▶ _Исходный отрывок_
Прошли годы. К Фрейду стекались пациенты, росло число последователей, психоанализ процветал, а «Гамлет» превратился в его канонический текст и любимую тему заседаний общества «Психологические среды», на которых Фрейд и его ученики исследовали пьесу Шекспира, представлявшую собой «реакцию на смерть его собственного отца». Эрнест Джонс, единственный из учеников Фрейда, для которого английский язык был родным, занялся подробной разработкой этой темы: в 1910-м сначала выпустил небольшую статью, а позже — ставшую популярной книгу «Гамлет и Эдип», которая не была опубликована до 1949 года. В начале 1920-х, работая над этой будущей книгой, он получил письмо с неприятным известием. «„Совершенно случайно“, — писал ему Фрейд, — я обнаружил ссылку на новый документ, который касается „Гамлета“ и который должен вызвать у Вас такое же беспокойство, как и у меня». Фрейд прочел новую книгу Георга Брандеса «Миниатюры» (1919), где автор отказывается от своего более раннего и основополагающего для Фрейда утверждения, будто Шекспир написал «Гамлета» в 1601 году — вскоре после смерти отца. Выяснилось, что датировка пьесы, из которой так неосторожно исходил Фрейд при построении теории эдипова комплекса, ошибочна. Брандес изменил свою точку зрения, так как обнаружил заметки на полях, сделанные писателем елизаветинских времен Габриэлом Харви; они свидетельствовали о том, что «Гамлет» был написан в начале 1599-го и никак не позднее начала 1601-го[147]. Фрейд вынужден был признать, что «„Гамлет“ шел на сцене еще до смерти Спенсера, во всяком случае, до смерти Эссекса, то есть много раньше, чем считалось до сих пор. А теперь вспомните, что отец Шекспира умер в том же 1601-м! Станете ли Вы защищать теорию?»

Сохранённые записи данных
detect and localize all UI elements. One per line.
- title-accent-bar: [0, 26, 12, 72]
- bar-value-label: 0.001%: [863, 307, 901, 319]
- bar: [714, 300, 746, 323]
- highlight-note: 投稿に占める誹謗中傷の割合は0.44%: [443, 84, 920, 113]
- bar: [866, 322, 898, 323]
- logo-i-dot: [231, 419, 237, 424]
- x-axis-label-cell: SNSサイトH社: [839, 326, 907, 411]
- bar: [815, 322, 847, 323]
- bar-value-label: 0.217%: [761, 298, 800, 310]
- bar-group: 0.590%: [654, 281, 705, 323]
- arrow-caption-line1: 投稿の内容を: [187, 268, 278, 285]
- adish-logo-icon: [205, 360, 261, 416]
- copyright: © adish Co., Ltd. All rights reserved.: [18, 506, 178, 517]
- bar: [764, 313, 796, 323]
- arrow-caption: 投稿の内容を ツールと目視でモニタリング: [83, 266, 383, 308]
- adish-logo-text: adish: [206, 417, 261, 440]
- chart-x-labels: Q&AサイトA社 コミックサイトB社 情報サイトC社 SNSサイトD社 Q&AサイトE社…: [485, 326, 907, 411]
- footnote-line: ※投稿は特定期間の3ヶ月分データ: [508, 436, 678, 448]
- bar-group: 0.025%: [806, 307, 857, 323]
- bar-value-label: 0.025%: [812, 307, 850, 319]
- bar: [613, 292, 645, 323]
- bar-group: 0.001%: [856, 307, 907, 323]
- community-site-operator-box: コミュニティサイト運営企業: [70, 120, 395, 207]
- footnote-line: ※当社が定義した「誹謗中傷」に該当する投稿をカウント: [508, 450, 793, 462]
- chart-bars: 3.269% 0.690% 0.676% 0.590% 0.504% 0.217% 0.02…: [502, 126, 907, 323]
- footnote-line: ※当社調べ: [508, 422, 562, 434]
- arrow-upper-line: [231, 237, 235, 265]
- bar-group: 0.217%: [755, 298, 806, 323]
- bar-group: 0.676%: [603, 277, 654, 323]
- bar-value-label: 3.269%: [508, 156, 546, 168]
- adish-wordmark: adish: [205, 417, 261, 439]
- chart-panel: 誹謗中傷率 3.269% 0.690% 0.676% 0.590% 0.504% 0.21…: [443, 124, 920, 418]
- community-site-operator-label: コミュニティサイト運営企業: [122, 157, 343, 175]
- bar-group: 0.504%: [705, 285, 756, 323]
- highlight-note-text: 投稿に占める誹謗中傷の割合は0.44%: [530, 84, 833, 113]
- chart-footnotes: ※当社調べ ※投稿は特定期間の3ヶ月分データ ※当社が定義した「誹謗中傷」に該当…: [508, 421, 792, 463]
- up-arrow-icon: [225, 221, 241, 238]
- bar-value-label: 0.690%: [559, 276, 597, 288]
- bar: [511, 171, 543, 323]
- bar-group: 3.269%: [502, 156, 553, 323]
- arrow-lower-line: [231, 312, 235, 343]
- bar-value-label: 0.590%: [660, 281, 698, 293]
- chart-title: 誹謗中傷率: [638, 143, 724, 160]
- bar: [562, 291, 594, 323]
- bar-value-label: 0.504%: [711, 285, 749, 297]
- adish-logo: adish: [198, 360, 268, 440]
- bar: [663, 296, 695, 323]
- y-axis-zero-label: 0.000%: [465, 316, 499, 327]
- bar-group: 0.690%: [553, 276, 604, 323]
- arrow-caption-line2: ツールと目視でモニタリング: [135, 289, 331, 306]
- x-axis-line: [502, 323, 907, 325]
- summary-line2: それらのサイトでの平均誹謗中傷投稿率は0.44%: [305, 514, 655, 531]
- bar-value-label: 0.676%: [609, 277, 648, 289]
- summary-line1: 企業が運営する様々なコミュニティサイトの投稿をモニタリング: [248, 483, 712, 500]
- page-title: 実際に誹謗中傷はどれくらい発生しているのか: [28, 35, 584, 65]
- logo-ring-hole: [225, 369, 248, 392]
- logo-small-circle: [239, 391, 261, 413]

▶ _Что нужно сделать_
Повторите дословно и полностью отрывок о Фрейде и «Гамлете». Листинг здесь никакой роли не играет.

▶ _Ответ на задание_
Прошли годы. К Фрейду стекались пациенты, росло число последователей, психоанализ процветал, а «Гамлет» превратился в его канонический текст и любимую тему заседаний общества «Психологические среды», на которых Фрейд и его ученики исследовали пьесу Шекспира, представлявшую собой «реакцию на смерть его собственного отца». Эрнест Джонс, единственный из учеников Фрейда, для которого английский язык был родным, занялся подробной разработкой этой темы: в 1910-м сначала выпустил небольшую статью, а позже — ставшую популярной книгу «Гамлет и Эдип», которая не была опубликована до 1949 года. В начале 1920-х, работая над этой будущей книгой, он получил письмо с неприятным известием. «„Совершенно случайно“, — писал ему Фрейд, — я обнаружил ссылку на новый документ, который касается „Гамлета“ и который должен вызвать у Вас такое же беспокойство, как и у меня». Фрейд прочел новую книгу Георга Брандеса «Миниатюры» (1919), где автор отказывается от своего более раннего и основополагающего для Фрейда утверждения, будто Шекспир написал «Гамлета» в 1601 году — вскоре после смерти отца. Выяснилось, что датировка пьесы, из которой так неосторожно исходил Фрейд при построении теории эдипова комплекса, ошибочна. Брандес изменил свою точку зрения, так как обнаружил заметки на полях, сделанные писателем елизаветинских времен Габриэлом Харви; они свидетельствовали о том, что «Гамлет» был написан в начале 1599-го и никак не позднее начала 1601-го[147]. Фрейд вынужден был признать, что «„Гамлет“ шел на сцене еще до смерти Спенсера, во всяком случае, до смерти Эссекса, то есть много раньше, чем считалось до сих пор. А теперь вспомните, что отец Шекспира умер в том же 1601-м! Станете ли Вы защищать теорию?»